[Begin]

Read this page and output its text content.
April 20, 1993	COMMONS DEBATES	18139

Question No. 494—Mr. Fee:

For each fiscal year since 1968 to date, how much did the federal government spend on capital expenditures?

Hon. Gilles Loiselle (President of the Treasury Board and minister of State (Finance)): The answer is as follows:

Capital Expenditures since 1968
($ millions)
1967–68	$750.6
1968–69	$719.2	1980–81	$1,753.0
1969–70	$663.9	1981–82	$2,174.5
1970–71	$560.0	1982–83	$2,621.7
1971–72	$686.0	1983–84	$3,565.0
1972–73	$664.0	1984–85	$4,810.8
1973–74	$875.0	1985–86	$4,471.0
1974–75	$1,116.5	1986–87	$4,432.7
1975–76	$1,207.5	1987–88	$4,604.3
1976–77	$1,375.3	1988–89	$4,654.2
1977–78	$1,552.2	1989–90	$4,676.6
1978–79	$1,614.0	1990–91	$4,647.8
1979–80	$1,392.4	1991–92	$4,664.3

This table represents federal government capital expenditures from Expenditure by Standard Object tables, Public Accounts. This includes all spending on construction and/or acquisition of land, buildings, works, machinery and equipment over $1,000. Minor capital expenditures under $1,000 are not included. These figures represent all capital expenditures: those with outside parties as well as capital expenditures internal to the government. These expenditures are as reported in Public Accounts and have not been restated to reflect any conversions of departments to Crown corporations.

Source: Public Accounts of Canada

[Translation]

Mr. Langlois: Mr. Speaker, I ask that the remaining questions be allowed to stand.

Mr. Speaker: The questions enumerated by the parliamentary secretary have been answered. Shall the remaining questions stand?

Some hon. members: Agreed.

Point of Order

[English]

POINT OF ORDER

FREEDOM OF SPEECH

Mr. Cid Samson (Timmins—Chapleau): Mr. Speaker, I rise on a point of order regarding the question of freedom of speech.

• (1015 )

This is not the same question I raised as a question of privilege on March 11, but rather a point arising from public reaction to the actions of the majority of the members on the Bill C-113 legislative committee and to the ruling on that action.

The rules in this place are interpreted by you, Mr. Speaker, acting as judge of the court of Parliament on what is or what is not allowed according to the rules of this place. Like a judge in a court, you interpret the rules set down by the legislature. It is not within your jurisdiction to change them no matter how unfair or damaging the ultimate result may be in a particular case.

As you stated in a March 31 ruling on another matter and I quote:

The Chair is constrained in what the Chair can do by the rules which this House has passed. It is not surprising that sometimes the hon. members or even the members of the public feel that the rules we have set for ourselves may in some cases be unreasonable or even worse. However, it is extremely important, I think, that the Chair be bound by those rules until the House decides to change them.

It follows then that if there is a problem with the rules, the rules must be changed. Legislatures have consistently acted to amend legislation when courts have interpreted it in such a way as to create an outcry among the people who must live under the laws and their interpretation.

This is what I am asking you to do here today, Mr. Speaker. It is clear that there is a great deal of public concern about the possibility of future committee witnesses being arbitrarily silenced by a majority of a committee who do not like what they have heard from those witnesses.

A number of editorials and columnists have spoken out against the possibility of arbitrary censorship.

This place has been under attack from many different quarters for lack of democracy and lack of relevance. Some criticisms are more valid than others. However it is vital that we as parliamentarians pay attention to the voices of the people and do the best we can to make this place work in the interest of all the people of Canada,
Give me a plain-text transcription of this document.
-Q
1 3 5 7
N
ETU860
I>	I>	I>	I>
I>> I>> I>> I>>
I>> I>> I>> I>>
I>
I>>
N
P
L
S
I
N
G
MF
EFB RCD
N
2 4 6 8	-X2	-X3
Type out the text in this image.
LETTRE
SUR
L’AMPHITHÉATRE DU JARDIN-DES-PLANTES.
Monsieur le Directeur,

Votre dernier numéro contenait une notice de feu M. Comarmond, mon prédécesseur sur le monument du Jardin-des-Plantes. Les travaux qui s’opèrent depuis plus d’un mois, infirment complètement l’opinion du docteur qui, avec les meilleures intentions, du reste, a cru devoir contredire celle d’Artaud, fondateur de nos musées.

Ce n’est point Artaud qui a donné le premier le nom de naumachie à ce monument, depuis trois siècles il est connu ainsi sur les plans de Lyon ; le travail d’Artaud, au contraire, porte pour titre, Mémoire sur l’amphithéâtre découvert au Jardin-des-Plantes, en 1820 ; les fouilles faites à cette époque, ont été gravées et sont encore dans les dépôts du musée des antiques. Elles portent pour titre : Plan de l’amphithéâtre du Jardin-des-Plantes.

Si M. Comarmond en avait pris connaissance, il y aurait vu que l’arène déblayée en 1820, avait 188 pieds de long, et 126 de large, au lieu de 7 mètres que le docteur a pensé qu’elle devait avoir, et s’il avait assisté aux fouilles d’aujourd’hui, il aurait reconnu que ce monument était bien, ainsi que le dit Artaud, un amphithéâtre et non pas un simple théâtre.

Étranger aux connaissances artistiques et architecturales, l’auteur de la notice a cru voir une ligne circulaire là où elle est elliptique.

[End]

**Task instructions:** Quote only the lines from the one containing "Type out the text in this image." through the final line of the records, with both ends included.

**Task output:**
Type out the text in this image.
LETTRE
SUR
L’AMPHITHÉATRE DU JARDIN-DES-PLANTES.
Monsieur le Directeur,

Votre dernier numéro contenait une notice de feu M. Comarmond, mon prédécesseur sur le monument du Jardin-des-Plantes. Les travaux qui s’opèrent depuis plus d’un mois, infirment complètement l’opinion du docteur qui, avec les meilleures intentions, du reste, a cru devoir contredire celle d’Artaud, fondateur de nos musées.

Ce n’est point Artaud qui a donné le premier le nom de naumachie à ce monument, depuis trois siècles il est connu ainsi sur les plans de Lyon ; le travail d’Artaud, au contraire, porte pour titre, Mémoire sur l’amphithéâtre découvert au Jardin-des-Plantes, en 1820 ; les fouilles faites à cette époque, ont été gravées et sont encore dans les dépôts du musée des antiques. Elles portent pour titre : Plan de l’amphithéâtre du Jardin-des-Plantes.

Si M. Comarmond en avait pris connaissance, il y aurait vu que l’arène déblayée en 1820, avait 188 pieds de long, et 126 de large, au lieu de 7 mètres que le docteur a pensé qu’elle devait avoir, et s’il avait assisté aux fouilles d’aujourd’hui, il aurait reconnu que ce monument était bien, ainsi que le dit Artaud, un amphithéâtre et non pas un simple théâtre.

Étranger aux connaissances artistiques et architecturales, l’auteur de la notice a cru voir une ligne circulaire là où elle est elliptique.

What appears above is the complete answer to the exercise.